(Given entries)
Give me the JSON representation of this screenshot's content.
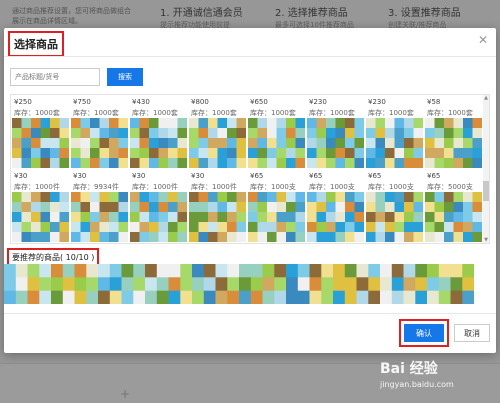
{
  "background": {
    "intro": "通过商品推荐设置，您可将商品做组合展示在商品详情区域。",
    "steps": [
      {
        "title": "1. 开通诚信通会员",
        "sub": "提示推荐功能使用前提"
      },
      {
        "title": "2. 选择推荐商品",
        "sub": "最多可选择10件推荐商品"
      },
      {
        "title": "3. 设置推荐商品",
        "sub": "创建关联/推荐商品"
      }
    ]
  },
  "dialog": {
    "title": "选择商品",
    "close_icon": "close-icon",
    "search": {
      "placeholder": "产品标题/货号",
      "button": "搜索"
    },
    "products_row1": [
      {
        "price": "¥250",
        "stock": "库存：1000套"
      },
      {
        "price": "¥750",
        "stock": "库存：1000套"
      },
      {
        "price": "¥430",
        "stock": "库存：1000套"
      },
      {
        "price": "¥800",
        "stock": "库存：1000套"
      },
      {
        "price": "¥650",
        "stock": "库存：1000套"
      },
      {
        "price": "¥230",
        "stock": "库存：1000套"
      },
      {
        "price": "¥230",
        "stock": "库存：1000套"
      },
      {
        "price": "¥58",
        "stock": "库存：1000套"
      }
    ],
    "products_row2": [
      {
        "price": "¥30",
        "stock": "库存：1000件"
      },
      {
        "price": "¥30",
        "stock": "库存：9934件"
      },
      {
        "price": "¥30",
        "stock": "库存：1000件"
      },
      {
        "price": "¥30",
        "stock": "库存：1000件"
      },
      {
        "price": "¥65",
        "stock": "库存：1000支"
      },
      {
        "price": "¥65",
        "stock": "库存：1000支"
      },
      {
        "price": "¥65",
        "stock": "库存：1000支"
      },
      {
        "price": "¥65",
        "stock": "库存：5000支"
      }
    ],
    "selected_label": "要推荐的商品( 10/10 )",
    "confirm": "确认",
    "cancel": "取消"
  },
  "watermark": {
    "logo": "Bai 经验",
    "url": "jingyan.baidu.com"
  },
  "colors": {
    "accent": "#1677e8",
    "highlight": "#e02020"
  }
}
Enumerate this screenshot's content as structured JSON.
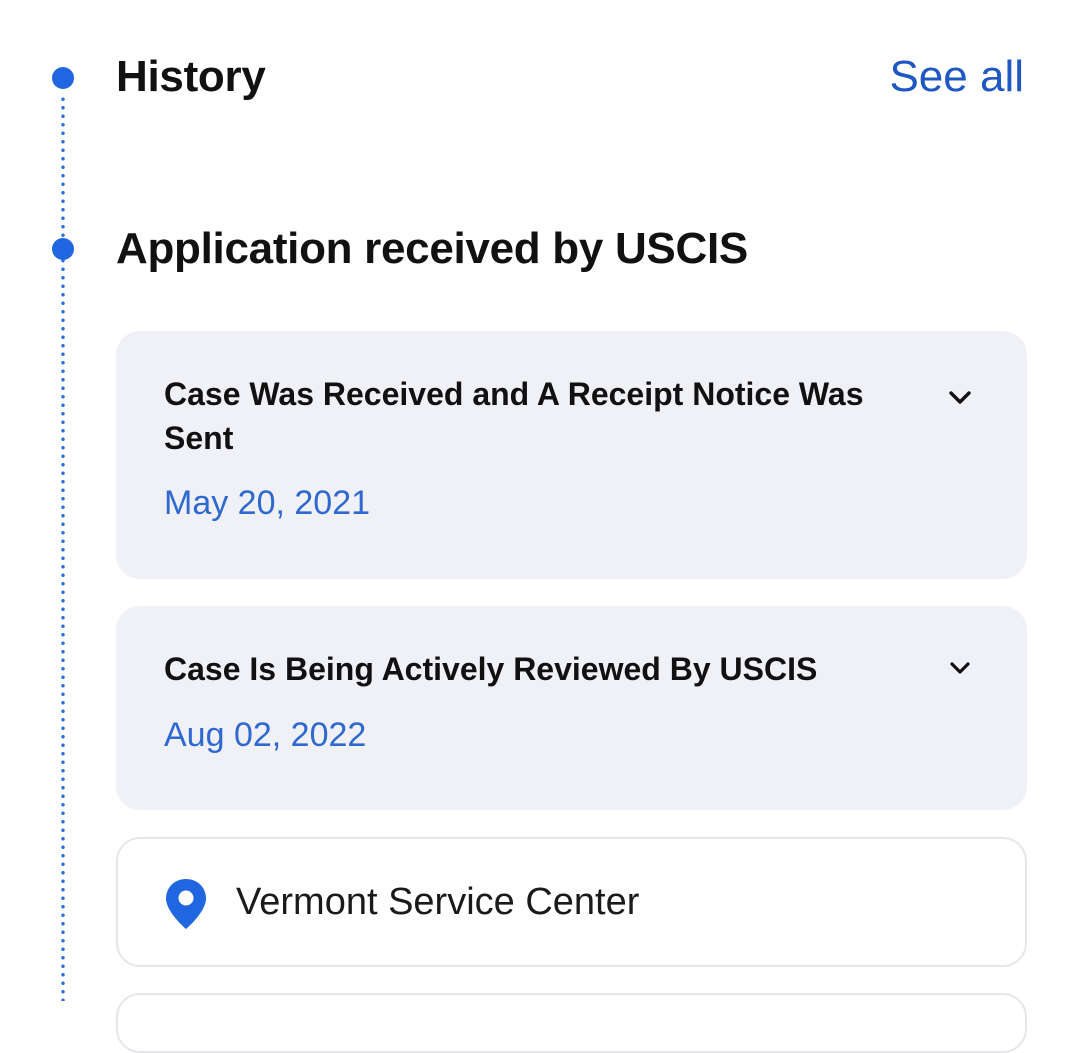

(Do this)
Print the records above exactly as they stand, but leave out the pictures.

(Solved exercise)
Give me the JSON representation of this screenshot's content.
{
  "background": {
    "intro": "通过商品推荐设置，您可将商品做组合展示在商品详情区域。",
    "steps": [
      {
        "title": "1. 开通诚信通会员",
        "sub": "提示推荐功能使用前提"
      },
      {
        "title": "2. 选择推荐商品",
        "sub": "最多可选择10件推荐商品"
      },
      {
        "title": "3. 设置推荐商品",
        "sub": "创建关联/推荐商品"
      }
    ]
  },
  "dialog": {
    "title": "选择商品",
    "close_icon": "close-icon",
    "search": {
      "placeholder": "产品标题/货号",
      "button": "搜索"
    },
    "products_row1": [
      {
        "price": "¥250",
        "stock": "库存：1000套"
      },
      {
        "price": "¥750",
        "stock": "库存：1000套"
      },
      {
        "price": "¥430",
        "stock": "库存：1000套"
      },
      {
        "price": "¥800",
        "stock": "库存：1000套"
      },
      {
        "price": "¥650",
        "stock": "库存：1000套"
      },
      {
        "price": "¥230",
        "stock": "库存：1000套"
      },
      {
        "price": "¥230",
        "stock": "库存：1000套"
      },
      {
        "price": "¥58",
        "stock": "库存：1000套"
      }
    ],
    "products_row2": [
      {
        "price": "¥30",
        "stock": "库存：1000件"
      },
      {
        "price": "¥30",
        "stock": "库存：9934件"
      },
      {
        "price": "¥30",
        "stock": "库存：1000件"
      },
      {
        "price": "¥30",
        "stock": "库存：1000件"
      },
      {
        "price": "¥65",
        "stock": "库存：1000支"
      },
      {
        "price": "¥65",
        "stock": "库存：1000支"
      },
      {
        "price": "¥65",
        "stock": "库存：1000支"
      },
      {
        "price": "¥65",
        "stock": "库存：5000支"
      }
    ],
    "selected_label": "要推荐的商品( 10/10 )",
    "confirm": "确认",
    "cancel": "取消"
  },
  "watermark": {
    "logo": "Bai 经验",
    "url": "jingyan.baidu.com"
  },
  "colors": {
    "accent": "#1677e8",
    "highlight": "#e02020"
  }
}
Enumerate this screenshot's content as structured JSON.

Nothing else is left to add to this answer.